Instructions to follow: Change "element" to "component" throughout the rows below, and reproduce the rows with nothing else altered. Omit the pictures from your output.

## Begin Extracted records

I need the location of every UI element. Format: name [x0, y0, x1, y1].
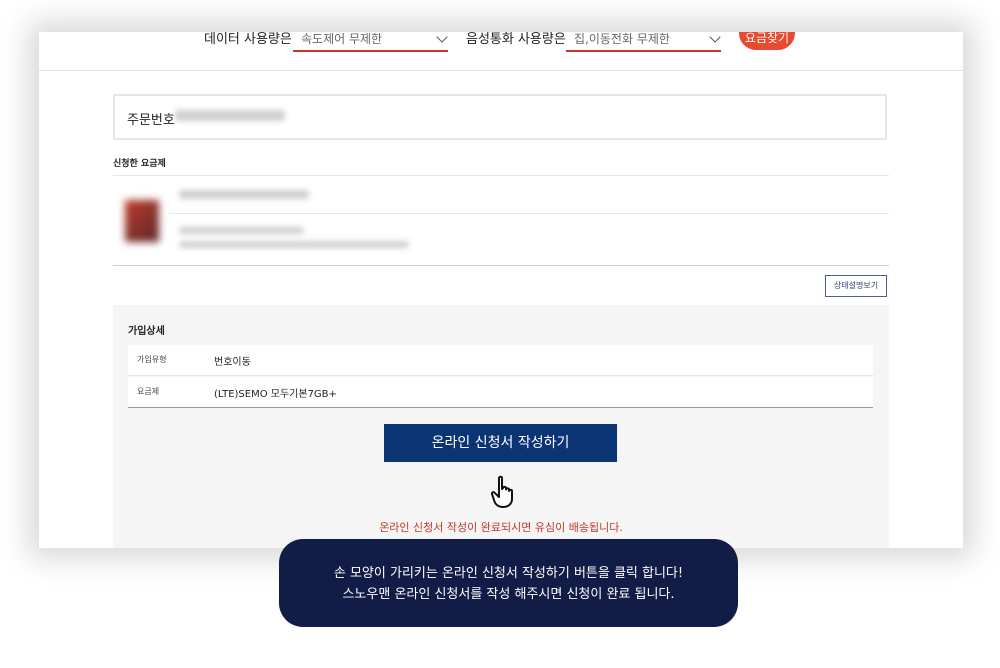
status-description-button[interactable]: 상태설명보기 — [825, 275, 887, 297]
chevron-down-icon — [709, 32, 721, 43]
divider — [113, 265, 889, 266]
voice-usage-value: 집,이동전화 무제한 — [574, 32, 670, 46]
tooltip-line-1: 손 모양이 가리키는 온라인 신청서 작성하기 버튼을 클릭 합니다! — [333, 566, 684, 581]
voice-usage-select[interactable]: 집,이동전화 무제한 — [566, 32, 721, 52]
detail-key: 요금제 — [137, 387, 160, 396]
detail-value: (LTE)SEMO 모두기본7GB+ — [214, 389, 337, 400]
order-number-box: 주문번호 — [113, 94, 887, 140]
detail-row-plan: 요금제 (LTE)SEMO 모두기본7GB+ — [128, 377, 873, 408]
plan-info-redacted — [179, 241, 409, 248]
delivery-notice: 온라인 신청서 작성이 완료되시면 유심이 배송됩니다. — [379, 521, 623, 534]
signup-detail-title: 가입상세 — [128, 326, 165, 337]
order-number-label: 주문번호 — [127, 113, 175, 128]
chevron-down-icon — [436, 32, 448, 43]
data-usage-label: 데이터 사용량은 — [204, 32, 292, 47]
plan-filter-bar: 데이터 사용량은 속도제어 무제한 음성통화 사용량은 집,이동전화 무제한 요… — [39, 32, 963, 71]
tooltip-line-2: 스노우맨 온라인 신청서를 작성 해주시면 신청이 완료 됩니다. — [342, 587, 675, 602]
instruction-tooltip: 손 모양이 가리키는 온라인 신청서 작성하기 버튼을 클릭 합니다! 스노우맨… — [279, 539, 738, 627]
find-plan-button[interactable]: 요금찾기 — [739, 32, 795, 50]
plan-image — [125, 200, 159, 242]
plan-name-redacted — [179, 190, 309, 199]
signup-detail-panel: 가입상세 가입유형 번호이동 요금제 (LTE)SEMO 모두기본7GB+ 온라… — [113, 305, 889, 548]
divider — [169, 213, 889, 214]
data-usage-value: 속도제어 무제한 — [301, 32, 383, 46]
divider — [113, 175, 889, 176]
detail-key: 가입유형 — [137, 355, 167, 364]
detail-value: 번호이동 — [214, 357, 251, 368]
order-number-redacted — [175, 110, 285, 121]
voice-usage-label: 음성통화 사용량은 — [466, 32, 566, 47]
detail-row-signup-type: 가입유형 번호이동 — [128, 345, 873, 376]
data-usage-select[interactable]: 속도제어 무제한 — [293, 32, 448, 52]
applied-plan-title: 신청한 요금제 — [113, 159, 166, 169]
plan-info-redacted — [179, 227, 304, 234]
pointing-hand-icon — [491, 475, 513, 508]
screenshot-frame: 데이터 사용량은 속도제어 무제한 음성통화 사용량은 집,이동전화 무제한 요… — [39, 32, 963, 548]
online-application-button[interactable]: 온라인 신청서 작성하기 — [384, 424, 617, 462]
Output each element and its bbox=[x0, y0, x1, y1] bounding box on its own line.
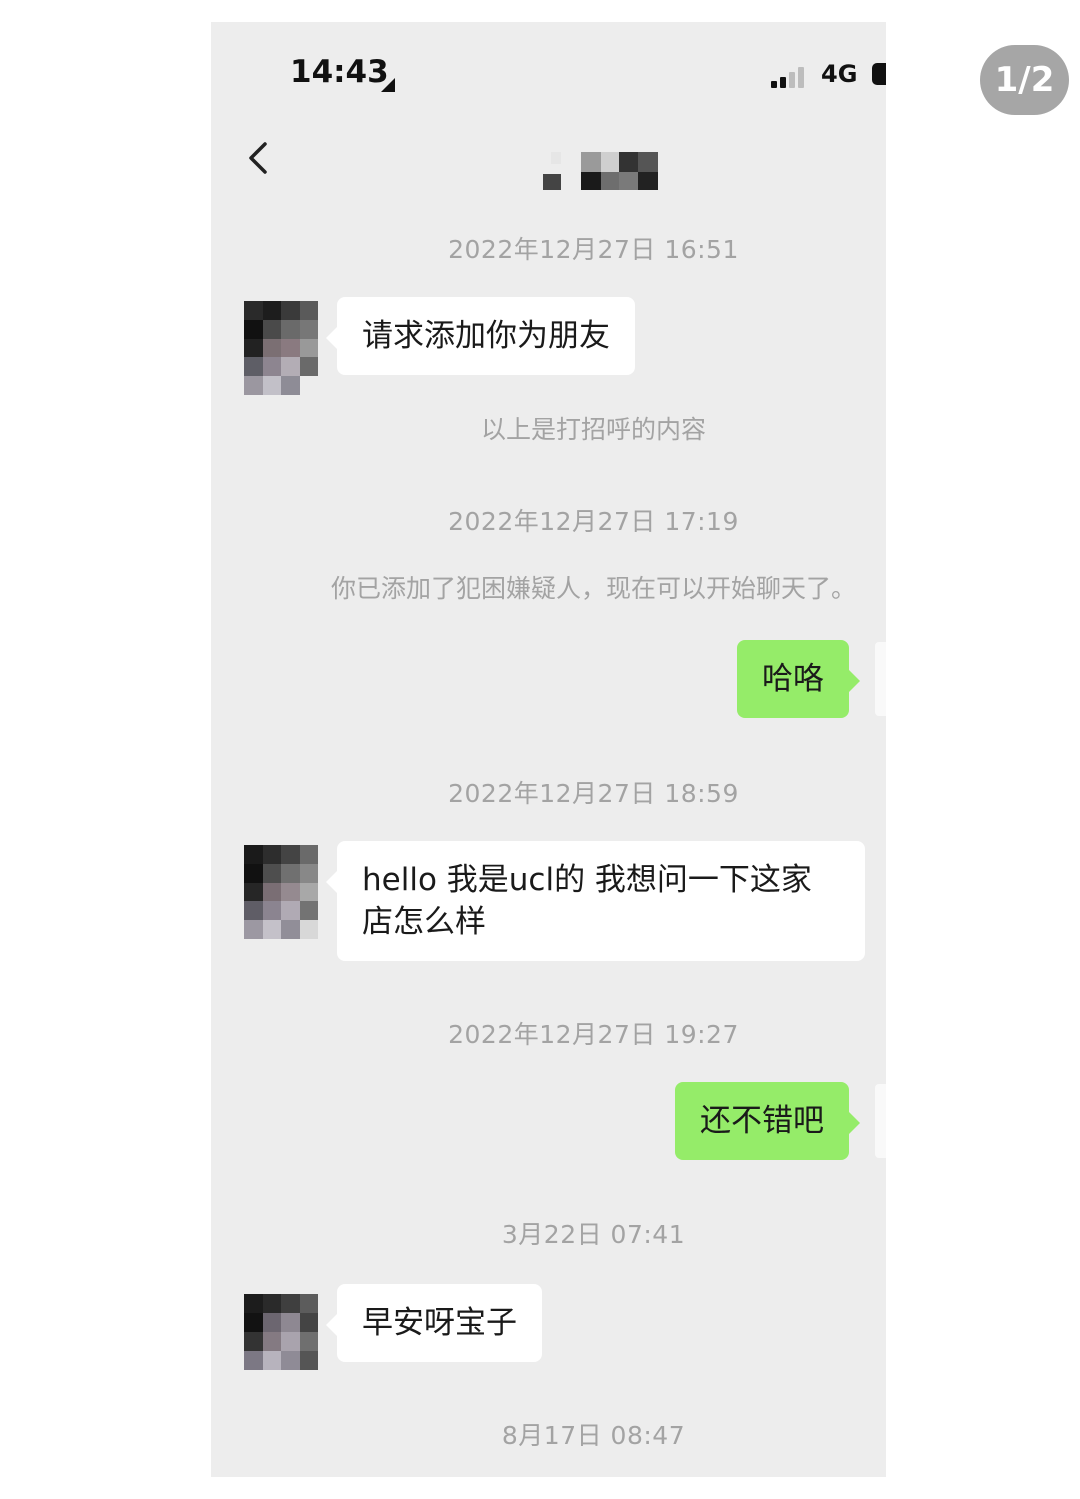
timestamp: 2022年12月27日 19:27 bbox=[448, 1020, 739, 1049]
avatar[interactable] bbox=[244, 845, 318, 939]
back-button[interactable] bbox=[241, 140, 281, 180]
timestamp: 3月22日 07:41 bbox=[501, 1220, 686, 1249]
avatar[interactable] bbox=[244, 301, 318, 395]
status-time: 14:43 bbox=[290, 54, 389, 90]
system-message: 你已添加了犯困嫌疑人，现在可以开始聊天了。 bbox=[330, 574, 856, 603]
contact-name-mosaic bbox=[543, 152, 658, 190]
outgoing-message[interactable]: 还不错吧 bbox=[675, 1082, 860, 1160]
system-message: 以上是打招呼的内容 bbox=[480, 415, 706, 444]
incoming-message[interactable]: 请求添加你为朋友 bbox=[326, 297, 635, 375]
signal-icon bbox=[771, 66, 811, 88]
self-avatar[interactable] bbox=[875, 642, 886, 716]
phone-screen: 14:43 4G 2022年12月27日 16:51 请求添加你为朋友 以上是打 bbox=[211, 22, 886, 1477]
timestamp: 2022年12月27日 18:59 bbox=[448, 779, 739, 808]
timestamp: 2022年12月27日 17:19 bbox=[448, 507, 739, 536]
battery-icon bbox=[872, 63, 886, 85]
avatar[interactable] bbox=[244, 1294, 318, 1370]
timestamp: 2022年12月27日 16:51 bbox=[448, 235, 739, 264]
chevron-left-icon bbox=[249, 142, 267, 174]
self-avatar[interactable] bbox=[875, 1084, 886, 1158]
incoming-message[interactable]: 早安呀宝子 bbox=[326, 1284, 542, 1362]
outgoing-message[interactable]: 哈咯 bbox=[737, 640, 860, 718]
network-type: 4G bbox=[821, 60, 858, 88]
page-indicator: 1/2 bbox=[980, 45, 1069, 115]
timestamp: 8月17日 08:47 bbox=[501, 1421, 686, 1450]
incoming-message[interactable]: hello 我是ucl的 我想问一下这家店怎么样 bbox=[326, 841, 865, 961]
location-arrow-icon bbox=[381, 78, 395, 92]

## End Extracted records

Response to the exercise:
I need the location of every UI component. Format: name [x0, y0, x1, y1].
status-description-button[interactable]: 상태설명보기 — [825, 275, 887, 297]
chevron-down-icon — [709, 32, 721, 43]
divider — [113, 265, 889, 266]
voice-usage-value: 집,이동전화 무제한 — [574, 32, 670, 46]
tooltip-line-1: 손 모양이 가리키는 온라인 신청서 작성하기 버튼을 클릭 합니다! — [333, 566, 684, 581]
voice-usage-select[interactable]: 집,이동전화 무제한 — [566, 32, 721, 52]
detail-key: 요금제 — [137, 387, 160, 396]
detail-value: (LTE)SEMO 모두기본7GB+ — [214, 389, 337, 400]
order-number-box: 주문번호 — [113, 94, 887, 140]
detail-row-plan: 요금제 (LTE)SEMO 모두기본7GB+ — [128, 377, 873, 408]
plan-info-redacted — [179, 241, 409, 248]
delivery-notice: 온라인 신청서 작성이 완료되시면 유심이 배송됩니다. — [379, 521, 623, 534]
signup-detail-title: 가입상세 — [128, 326, 165, 337]
order-number-label: 주문번호 — [127, 113, 175, 128]
chevron-down-icon — [436, 32, 448, 43]
data-usage-label: 데이터 사용량은 — [204, 32, 292, 47]
plan-filter-bar: 데이터 사용량은 속도제어 무제한 음성통화 사용량은 집,이동전화 무제한 요… — [39, 32, 963, 71]
tooltip-line-2: 스노우맨 온라인 신청서를 작성 해주시면 신청이 완료 됩니다. — [342, 587, 675, 602]
instruction-tooltip: 손 모양이 가리키는 온라인 신청서 작성하기 버튼을 클릭 합니다! 스노우맨… — [279, 539, 738, 627]
find-plan-button[interactable]: 요금찾기 — [739, 32, 795, 50]
plan-image — [125, 200, 159, 242]
plan-name-redacted — [179, 190, 309, 199]
signup-detail-panel: 가입상세 가입유형 번호이동 요금제 (LTE)SEMO 모두기본7GB+ 온라… — [113, 305, 889, 548]
divider — [169, 213, 889, 214]
data-usage-value: 속도제어 무제한 — [301, 32, 383, 46]
divider — [113, 175, 889, 176]
detail-key: 가입유형 — [137, 355, 167, 364]
detail-value: 번호이동 — [214, 357, 251, 368]
order-number-redacted — [175, 110, 285, 121]
voice-usage-label: 음성통화 사용량은 — [466, 32, 566, 47]
detail-row-signup-type: 가입유형 번호이동 — [128, 345, 873, 376]
data-usage-select[interactable]: 속도제어 무제한 — [293, 32, 448, 52]
applied-plan-title: 신청한 요금제 — [113, 159, 166, 169]
plan-info-redacted — [179, 227, 304, 234]
pointing-hand-icon — [491, 475, 513, 508]
screenshot-frame: 데이터 사용량은 속도제어 무제한 음성통화 사용량은 집,이동전화 무제한 요… — [39, 32, 963, 548]
online-application-button[interactable]: 온라인 신청서 작성하기 — [384, 424, 617, 462]
Output each component and its bbox=[x0, y0, x1, y1] bounding box on its own line.
timestamp: 2022年12月27日 19:27 bbox=[448, 1020, 739, 1049]
avatar[interactable] bbox=[244, 845, 318, 939]
back-button[interactable] bbox=[241, 140, 281, 180]
timestamp: 3月22日 07:41 bbox=[501, 1220, 686, 1249]
avatar[interactable] bbox=[244, 301, 318, 395]
status-time: 14:43 bbox=[290, 54, 389, 90]
system-message: 你已添加了犯困嫌疑人，现在可以开始聊天了。 bbox=[330, 574, 856, 603]
contact-name-mosaic bbox=[543, 152, 658, 190]
outgoing-message[interactable]: 还不错吧 bbox=[675, 1082, 860, 1160]
system-message: 以上是打招呼的内容 bbox=[480, 415, 706, 444]
incoming-message[interactable]: 请求添加你为朋友 bbox=[326, 297, 635, 375]
signal-icon bbox=[771, 66, 811, 88]
self-avatar[interactable] bbox=[875, 642, 886, 716]
phone-screen: 14:43 4G 2022年12月27日 16:51 请求添加你为朋友 以上是打 bbox=[211, 22, 886, 1477]
timestamp: 2022年12月27日 18:59 bbox=[448, 779, 739, 808]
timestamp: 2022年12月27日 17:19 bbox=[448, 507, 739, 536]
battery-icon bbox=[872, 63, 886, 85]
avatar[interactable] bbox=[244, 1294, 318, 1370]
timestamp: 2022年12月27日 16:51 bbox=[448, 235, 739, 264]
chevron-left-icon bbox=[249, 142, 267, 174]
self-avatar[interactable] bbox=[875, 1084, 886, 1158]
incoming-message[interactable]: 早安呀宝子 bbox=[326, 1284, 542, 1362]
outgoing-message[interactable]: 哈咯 bbox=[737, 640, 860, 718]
network-type: 4G bbox=[821, 60, 858, 88]
page-indicator: 1/2 bbox=[980, 45, 1069, 115]
timestamp: 8月17日 08:47 bbox=[501, 1421, 686, 1450]
incoming-message[interactable]: hello 我是ucl的 我想问一下这家店怎么样 bbox=[326, 841, 865, 961]
location-arrow-icon bbox=[381, 78, 395, 92]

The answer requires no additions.